WORK TO DO
Return the listing below word for word.

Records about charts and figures

+ + + + +

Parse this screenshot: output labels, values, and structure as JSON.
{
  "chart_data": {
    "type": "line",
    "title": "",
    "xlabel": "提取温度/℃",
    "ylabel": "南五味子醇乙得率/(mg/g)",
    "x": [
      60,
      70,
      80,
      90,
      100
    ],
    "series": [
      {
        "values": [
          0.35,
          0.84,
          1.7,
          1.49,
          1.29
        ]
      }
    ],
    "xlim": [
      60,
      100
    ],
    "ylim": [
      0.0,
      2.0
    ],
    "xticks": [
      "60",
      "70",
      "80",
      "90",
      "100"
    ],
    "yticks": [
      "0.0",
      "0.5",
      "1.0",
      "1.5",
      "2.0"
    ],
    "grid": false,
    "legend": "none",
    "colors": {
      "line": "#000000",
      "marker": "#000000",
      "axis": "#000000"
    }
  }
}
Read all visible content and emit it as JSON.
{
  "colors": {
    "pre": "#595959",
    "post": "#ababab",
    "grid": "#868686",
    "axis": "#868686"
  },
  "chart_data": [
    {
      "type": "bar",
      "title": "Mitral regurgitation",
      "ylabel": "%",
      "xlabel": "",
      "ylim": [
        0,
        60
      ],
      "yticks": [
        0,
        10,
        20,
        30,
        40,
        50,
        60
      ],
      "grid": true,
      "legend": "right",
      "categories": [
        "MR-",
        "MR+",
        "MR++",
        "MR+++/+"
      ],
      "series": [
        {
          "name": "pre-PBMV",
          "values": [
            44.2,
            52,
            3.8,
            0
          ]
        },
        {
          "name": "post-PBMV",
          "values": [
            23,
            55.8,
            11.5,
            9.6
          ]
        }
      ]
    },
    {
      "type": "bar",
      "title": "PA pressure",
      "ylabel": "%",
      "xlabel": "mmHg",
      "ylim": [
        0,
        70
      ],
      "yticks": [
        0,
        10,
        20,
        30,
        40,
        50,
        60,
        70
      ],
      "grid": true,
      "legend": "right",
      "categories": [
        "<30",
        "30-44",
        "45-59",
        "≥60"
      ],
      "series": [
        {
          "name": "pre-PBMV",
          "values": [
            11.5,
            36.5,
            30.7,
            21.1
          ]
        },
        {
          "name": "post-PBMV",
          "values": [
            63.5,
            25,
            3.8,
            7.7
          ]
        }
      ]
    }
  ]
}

+ + + + +

COMPLETE ANSWER
Parse this screenshot: output labels, values, and structure as JSON.
{
  "chart_data": {
    "type": "line",
    "title": "",
    "xlabel": "提取温度/℃",
    "ylabel": "南五味子醇乙得率/(mg/g)",
    "x": [
      60,
      70,
      80,
      90,
      100
    ],
    "series": [
      {
        "values": [
          0.35,
          0.84,
          1.7,
          1.49,
          1.29
        ]
      }
    ],
    "xlim": [
      60,
      100
    ],
    "ylim": [
      0.0,
      2.0
    ],
    "xticks": [
      "60",
      "70",
      "80",
      "90",
      "100"
    ],
    "yticks": [
      "0.0",
      "0.5",
      "1.0",
      "1.5",
      "2.0"
    ],
    "grid": false,
    "legend": "none",
    "colors": {
      "line": "#000000",
      "marker": "#000000",
      "axis": "#000000"
    }
  }
}
Read all visible content and emit it as JSON.
{
  "colors": {
    "pre": "#595959",
    "post": "#ababab",
    "grid": "#868686",
    "axis": "#868686"
  },
  "chart_data": [
    {
      "type": "bar",
      "title": "Mitral regurgitation",
      "ylabel": "%",
      "xlabel": "",
      "ylim": [
        0,
        60
      ],
      "yticks": [
        0,
        10,
        20,
        30,
        40,
        50,
        60
      ],
      "grid": true,
      "legend": "right",
      "categories": [
        "MR-",
        "MR+",
        "MR++",
        "MR+++/+"
      ],
      "series": [
        {
          "name": "pre-PBMV",
          "values": [
            44.2,
            52,
            3.8,
            0
          ]
        },
        {
          "name": "post-PBMV",
          "values": [
            23,
            55.8,
            11.5,
            9.6
          ]
        }
      ]
    },
    {
      "type": "bar",
      "title": "PA pressure",
      "ylabel": "%",
      "xlabel": "mmHg",
      "ylim": [
        0,
        70
      ],
      "yticks": [
        0,
        10,
        20,
        30,
        40,
        50,
        60,
        70
      ],
      "grid": true,
      "legend": "right",
      "categories": [
        "<30",
        "30-44",
        "45-59",
        "≥60"
      ],
      "series": [
        {
          "name": "pre-PBMV",
          "values": [
            11.5,
            36.5,
            30.7,
            21.1
          ]
        },
        {
          "name": "post-PBMV",
          "values": [
            63.5,
            25,
            3.8,
            7.7
          ]
        }
      ]
    }
  ]
}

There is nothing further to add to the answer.